## [Stated problem]
List the lines of this listing that hold the word "oferta".

[Data records]
---

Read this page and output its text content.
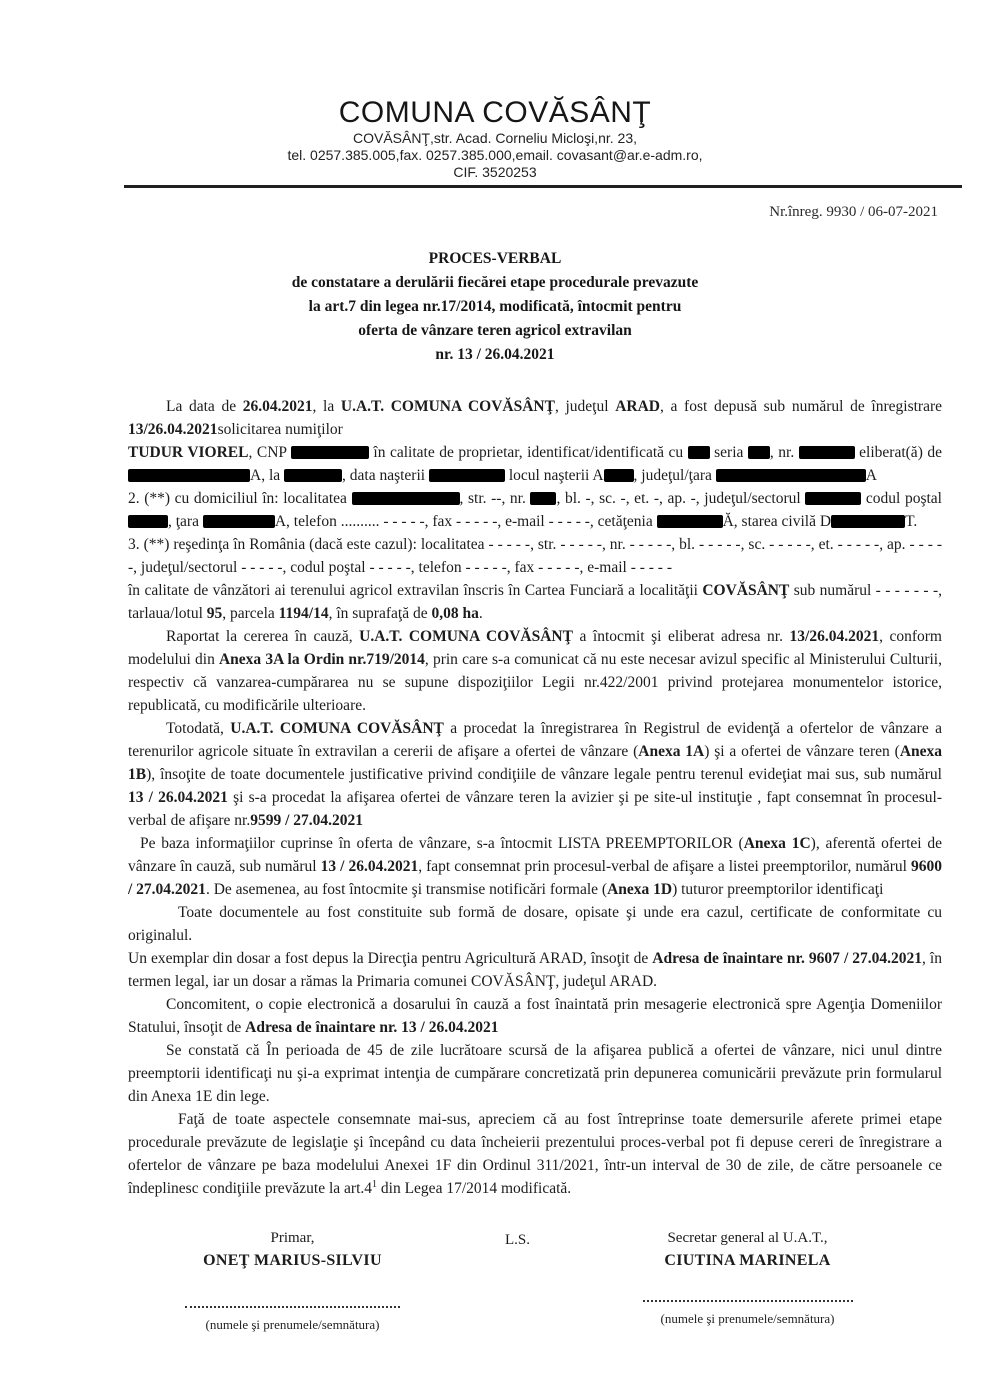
COMUNA COVĂSÂNŢ
COVĂSÂNŢ,str. Acad. Corneliu Micloşi,nr. 23,
tel. 0257.385.005,fax. 0257.385.000,email. covasant@ar.e-adm.ro,
CIF. 3520253
Nr.înreg. 9930 / 06-07-2021
PROCES-VERBAL
de constatare a derulării fiecărei etape procedurale prevazute
la art.7 din legea nr.17/2014, modificată, întocmit pentru
oferta de vânzare teren agricol extravilan
nr. 13 / 26.04.2021

La data de 26.04.2021, la U.A.T. COMUNA COVĂSÂNŢ, judeţul ARAD, a fost depusă sub numărul de înregistrare 13/26.04.2021solicitarea numiţilor

TUDUR VIOREL, CNP	în calitate de proprietar, identificat/identificată cu  seria , nr.	eliberat(ă) de A, la	, data naşterii	locul naşterii A , judeţul/ţara	A

2. (**) cu domiciliul în: localitatea	, str. --, nr. , bl. -, sc. -, et. -, ap. -, judeţul/sectorul	codul poştal , ţara	A, telefon .......... - - - - -, fax - - - - -, e-mail - - - - -, cetăţenia	Ă, starea civilă D	T.

3. (**) reşedinţa în România (dacă este cazul): localitatea - - - - -, str. - - - - -, nr. - - - - -, bl. - - - - -, sc. - - - - -, et. - - - - -, ap. - - - - -, judeţul/sectorul - - - - -, codul poştal - - - - -, telefon - - - - -, fax - - - - -, e-mail - - - - -

în calitate de vânzători ai terenului agricol extravilan înscris în Cartea Funciară a localităţii COVĂSÂNŢ sub numărul - - - - - - -, tarlaua/lotul 95, parcela 1194/14, în suprafaţă de 0,08 ha.

Raportat la cererea în cauză, U.A.T. COMUNA COVĂSÂNŢ a întocmit şi eliberat adresa nr. 13/26.04.2021, conform modelului din Anexa 3A la Ordin nr.719/2014, prin care s-a comunicat că nu este necesar avizul specific al Ministerului Culturii, respectiv că vanzarea-cumpărarea nu se supune dispoziţiilor Legii nr.422/2001 privind protejarea monumentelor istorice, republicată, cu modificările ulterioare.

Totodată, U.A.T. COMUNA COVĂSÂNŢ a procedat la înregistrarea în Registrul de evidenţă a ofertelor de vânzare a terenurilor agricole situate în extravilan a cererii de afişare a ofertei de vânzare (Anexa 1A) şi a ofertei de vânzare teren (Anexa 1B), însoţite de toate documentele justificative privind condiţiile de vânzare legale pentru terenul evideţiat mai sus, sub numărul 13 / 26.04.2021 şi s-a procedat la afişarea ofertei de vânzare teren la avizier şi pe site-ul instituţie , fapt consemnat în procesul-verbal de afişare nr.9599 / 27.04.2021

Pe baza informaţiilor cuprinse în oferta de vânzare, s-a întocmit LISTA PREEMPTORILOR (Anexa 1C), aferentă ofertei de vânzare în cauză, sub numărul 13 / 26.04.2021, fapt consemnat prin procesul-verbal de afişare a listei preemptorilor, numărul 9600 / 27.04.2021. De asemenea, au fost întocmite şi transmise notificări formale (Anexa 1D) tuturor preemptorilor identificaţi

Toate documentele au fost constituite sub formă de dosare, opisate şi unde era cazul, certificate de conformitate cu originalul.

Un exemplar din dosar a fost depus la Direcţia pentru Agricultură ARAD, însoţit de Adresa de înaintare nr. 9607 / 27.04.2021, în termen legal, iar un dosar a rămas la Primaria comunei COVĂSÂNŢ, judeţul ARAD.

Concomitent, o copie electronică a dosarului în cauză a fost înaintată prin mesagerie electronică spre Agenţia Domeniilor Statului, însoţit de Adresa de înaintare nr. 13 / 26.04.2021

Se constată că În perioada de 45 de zile lucrătoare scursă de la afişarea publică a ofertei de vânzare, nici unul dintre preemptorii identificaţi nu şi-a exprimat intenţia de cumpărare concretizată prin depunerea comunicării prevăzute prin formularul din Anexa 1E din lege.

Faţă de toate aspectele consemnate mai-sus, apreciem că au fost întreprinse toate demersurile aferete primei etape procedurale prevăzute de legislaţie şi începând cu data încheierii prezentului proces-verbal pot fi depuse cereri de înregistrare a ofertelor de vânzare pe baza modelului Anexei 1F din Ordinul 311/2021, într-un interval de 30 de zile, de către persoanele ce îndeplinesc condiţiile prevăzute la $art.4^1$ din Legea 17/2014 modificată.

Primar,
ONEŢ MARIUS-SILVIU
(numele şi prenumele/semnătura)
L.S.	Secretar general al U.A.T.,
CIUTINA MARINELA
(numele şi prenumele/semnătura)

---

## [Worked solution]
oferta de vânzare teren agricol extravilan
Pe baza informaţiilor cuprinse în oferta de vânzare, s-a întocmit LISTA PREEMPTORILOR (Anexa 1C), aferentă ofertei de vânzare în cauză, sub numărul 13 / 26.04.2021, fapt consemnat prin procesul-verbal de afişare a listei preemptorilor, numărul 9600 / 27.04.2021. De asemenea, au fost întocmite şi transmise notificări formale (Anexa 1D) tuturor preemptorilor identificaţi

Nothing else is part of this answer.